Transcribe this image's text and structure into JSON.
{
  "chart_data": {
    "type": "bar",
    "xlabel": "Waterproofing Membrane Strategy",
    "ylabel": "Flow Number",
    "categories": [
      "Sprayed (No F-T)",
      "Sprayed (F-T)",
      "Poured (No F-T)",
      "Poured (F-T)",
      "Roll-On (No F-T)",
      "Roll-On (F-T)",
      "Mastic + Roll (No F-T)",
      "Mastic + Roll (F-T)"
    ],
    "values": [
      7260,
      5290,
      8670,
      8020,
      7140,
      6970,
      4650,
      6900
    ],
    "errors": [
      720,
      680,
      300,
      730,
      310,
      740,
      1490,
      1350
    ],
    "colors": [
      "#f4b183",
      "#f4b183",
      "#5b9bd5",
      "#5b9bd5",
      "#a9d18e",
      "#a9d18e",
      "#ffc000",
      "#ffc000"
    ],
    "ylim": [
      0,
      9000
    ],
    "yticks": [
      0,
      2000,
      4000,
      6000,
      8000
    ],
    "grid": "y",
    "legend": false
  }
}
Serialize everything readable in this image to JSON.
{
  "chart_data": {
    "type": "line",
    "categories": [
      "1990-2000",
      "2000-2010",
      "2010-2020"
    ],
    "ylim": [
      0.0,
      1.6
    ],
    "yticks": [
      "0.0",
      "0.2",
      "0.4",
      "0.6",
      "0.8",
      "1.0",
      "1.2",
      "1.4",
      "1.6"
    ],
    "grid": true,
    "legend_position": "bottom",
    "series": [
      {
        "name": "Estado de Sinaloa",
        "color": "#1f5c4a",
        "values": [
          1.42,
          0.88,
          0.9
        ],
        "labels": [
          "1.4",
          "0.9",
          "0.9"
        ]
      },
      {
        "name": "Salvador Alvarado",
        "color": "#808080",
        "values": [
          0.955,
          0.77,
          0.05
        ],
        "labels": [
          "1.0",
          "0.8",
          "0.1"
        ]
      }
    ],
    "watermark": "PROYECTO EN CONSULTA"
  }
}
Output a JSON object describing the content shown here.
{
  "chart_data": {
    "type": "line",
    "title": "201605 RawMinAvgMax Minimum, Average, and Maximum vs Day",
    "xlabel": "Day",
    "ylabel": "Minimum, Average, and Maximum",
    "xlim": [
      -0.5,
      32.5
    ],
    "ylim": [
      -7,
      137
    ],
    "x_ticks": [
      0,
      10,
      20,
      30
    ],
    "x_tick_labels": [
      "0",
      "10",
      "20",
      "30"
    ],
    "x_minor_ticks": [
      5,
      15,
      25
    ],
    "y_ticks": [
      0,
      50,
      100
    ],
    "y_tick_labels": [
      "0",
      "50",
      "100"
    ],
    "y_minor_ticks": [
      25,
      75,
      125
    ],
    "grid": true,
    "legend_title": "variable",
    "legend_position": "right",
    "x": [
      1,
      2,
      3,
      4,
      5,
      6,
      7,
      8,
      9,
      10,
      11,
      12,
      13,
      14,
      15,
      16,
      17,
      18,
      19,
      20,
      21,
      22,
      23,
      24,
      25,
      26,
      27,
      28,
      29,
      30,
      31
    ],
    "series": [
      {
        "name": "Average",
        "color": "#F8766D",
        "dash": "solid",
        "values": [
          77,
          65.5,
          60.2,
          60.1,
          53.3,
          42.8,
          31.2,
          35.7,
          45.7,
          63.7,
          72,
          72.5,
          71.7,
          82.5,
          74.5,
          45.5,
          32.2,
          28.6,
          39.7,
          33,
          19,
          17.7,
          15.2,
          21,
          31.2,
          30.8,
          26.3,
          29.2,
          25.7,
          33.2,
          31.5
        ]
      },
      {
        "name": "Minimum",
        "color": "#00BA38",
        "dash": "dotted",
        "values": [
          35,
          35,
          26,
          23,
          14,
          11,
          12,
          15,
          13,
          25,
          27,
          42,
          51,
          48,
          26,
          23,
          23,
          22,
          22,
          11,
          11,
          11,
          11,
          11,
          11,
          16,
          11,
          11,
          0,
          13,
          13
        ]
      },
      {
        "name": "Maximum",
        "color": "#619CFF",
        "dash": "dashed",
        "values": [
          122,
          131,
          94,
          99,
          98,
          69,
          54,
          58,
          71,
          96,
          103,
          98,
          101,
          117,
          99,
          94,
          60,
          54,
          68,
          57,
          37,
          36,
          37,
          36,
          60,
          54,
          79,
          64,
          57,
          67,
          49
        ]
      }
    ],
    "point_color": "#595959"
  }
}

-.-.-

* WHAT YOU WILL DO *
Give the material above again, word for word.

* FULL RESPONSE *
Transcribe this image's text and structure into JSON.
{
  "chart_data": {
    "type": "bar",
    "xlabel": "Waterproofing Membrane Strategy",
    "ylabel": "Flow Number",
    "categories": [
      "Sprayed (No F-T)",
      "Sprayed (F-T)",
      "Poured (No F-T)",
      "Poured (F-T)",
      "Roll-On (No F-T)",
      "Roll-On (F-T)",
      "Mastic + Roll (No F-T)",
      "Mastic + Roll (F-T)"
    ],
    "values": [
      7260,
      5290,
      8670,
      8020,
      7140,
      6970,
      4650,
      6900
    ],
    "errors": [
      720,
      680,
      300,
      730,
      310,
      740,
      1490,
      1350
    ],
    "colors": [
      "#f4b183",
      "#f4b183",
      "#5b9bd5",
      "#5b9bd5",
      "#a9d18e",
      "#a9d18e",
      "#ffc000",
      "#ffc000"
    ],
    "ylim": [
      0,
      9000
    ],
    "yticks": [
      0,
      2000,
      4000,
      6000,
      8000
    ],
    "grid": "y",
    "legend": false
  }
}
Serialize everything readable in this image to JSON.
{
  "chart_data": {
    "type": "line",
    "categories": [
      "1990-2000",
      "2000-2010",
      "2010-2020"
    ],
    "ylim": [
      0.0,
      1.6
    ],
    "yticks": [
      "0.0",
      "0.2",
      "0.4",
      "0.6",
      "0.8",
      "1.0",
      "1.2",
      "1.4",
      "1.6"
    ],
    "grid": true,
    "legend_position": "bottom",
    "series": [
      {
        "name": "Estado de Sinaloa",
        "color": "#1f5c4a",
        "values": [
          1.42,
          0.88,
          0.9
        ],
        "labels": [
          "1.4",
          "0.9",
          "0.9"
        ]
      },
      {
        "name": "Salvador Alvarado",
        "color": "#808080",
        "values": [
          0.955,
          0.77,
          0.05
        ],
        "labels": [
          "1.0",
          "0.8",
          "0.1"
        ]
      }
    ],
    "watermark": "PROYECTO EN CONSULTA"
  }
}
Output a JSON object describing the content shown here.
{
  "chart_data": {
    "type": "line",
    "title": "201605 RawMinAvgMax Minimum, Average, and Maximum vs Day",
    "xlabel": "Day",
    "ylabel": "Minimum, Average, and Maximum",
    "xlim": [
      -0.5,
      32.5
    ],
    "ylim": [
      -7,
      137
    ],
    "x_ticks": [
      0,
      10,
      20,
      30
    ],
    "x_tick_labels": [
      "0",
      "10",
      "20",
      "30"
    ],
    "x_minor_ticks": [
      5,
      15,
      25
    ],
    "y_ticks": [
      0,
      50,
      100
    ],
    "y_tick_labels": [
      "0",
      "50",
      "100"
    ],
    "y_minor_ticks": [
      25,
      75,
      125
    ],
    "grid": true,
    "legend_title": "variable",
    "legend_position": "right",
    "x": [
      1,
      2,
      3,
      4,
      5,
      6,
      7,
      8,
      9,
      10,
      11,
      12,
      13,
      14,
      15,
      16,
      17,
      18,
      19,
      20,
      21,
      22,
      23,
      24,
      25,
      26,
      27,
      28,
      29,
      30,
      31
    ],
    "series": [
      {
        "name": "Average",
        "color": "#F8766D",
        "dash": "solid",
        "values": [
          77,
          65.5,
          60.2,
          60.1,
          53.3,
          42.8,
          31.2,
          35.7,
          45.7,
          63.7,
          72,
          72.5,
          71.7,
          82.5,
          74.5,
          45.5,
          32.2,
          28.6,
          39.7,
          33,
          19,
          17.7,
          15.2,
          21,
          31.2,
          30.8,
          26.3,
          29.2,
          25.7,
          33.2,
          31.5
        ]
      },
      {
        "name": "Minimum",
        "color": "#00BA38",
        "dash": "dotted",
        "values": [
          35,
          35,
          26,
          23,
          14,
          11,
          12,
          15,
          13,
          25,
          27,
          42,
          51,
          48,
          26,
          23,
          23,
          22,
          22,
          11,
          11,
          11,
          11,
          11,
          11,
          16,
          11,
          11,
          0,
          13,
          13
        ]
      },
      {
        "name": "Maximum",
        "color": "#619CFF",
        "dash": "dashed",
        "values": [
          122,
          131,
          94,
          99,
          98,
          69,
          54,
          58,
          71,
          96,
          103,
          98,
          101,
          117,
          99,
          94,
          60,
          54,
          68,
          57,
          37,
          36,
          37,
          36,
          60,
          54,
          79,
          64,
          57,
          67,
          49
        ]
      }
    ],
    "point_color": "#595959"
  }
}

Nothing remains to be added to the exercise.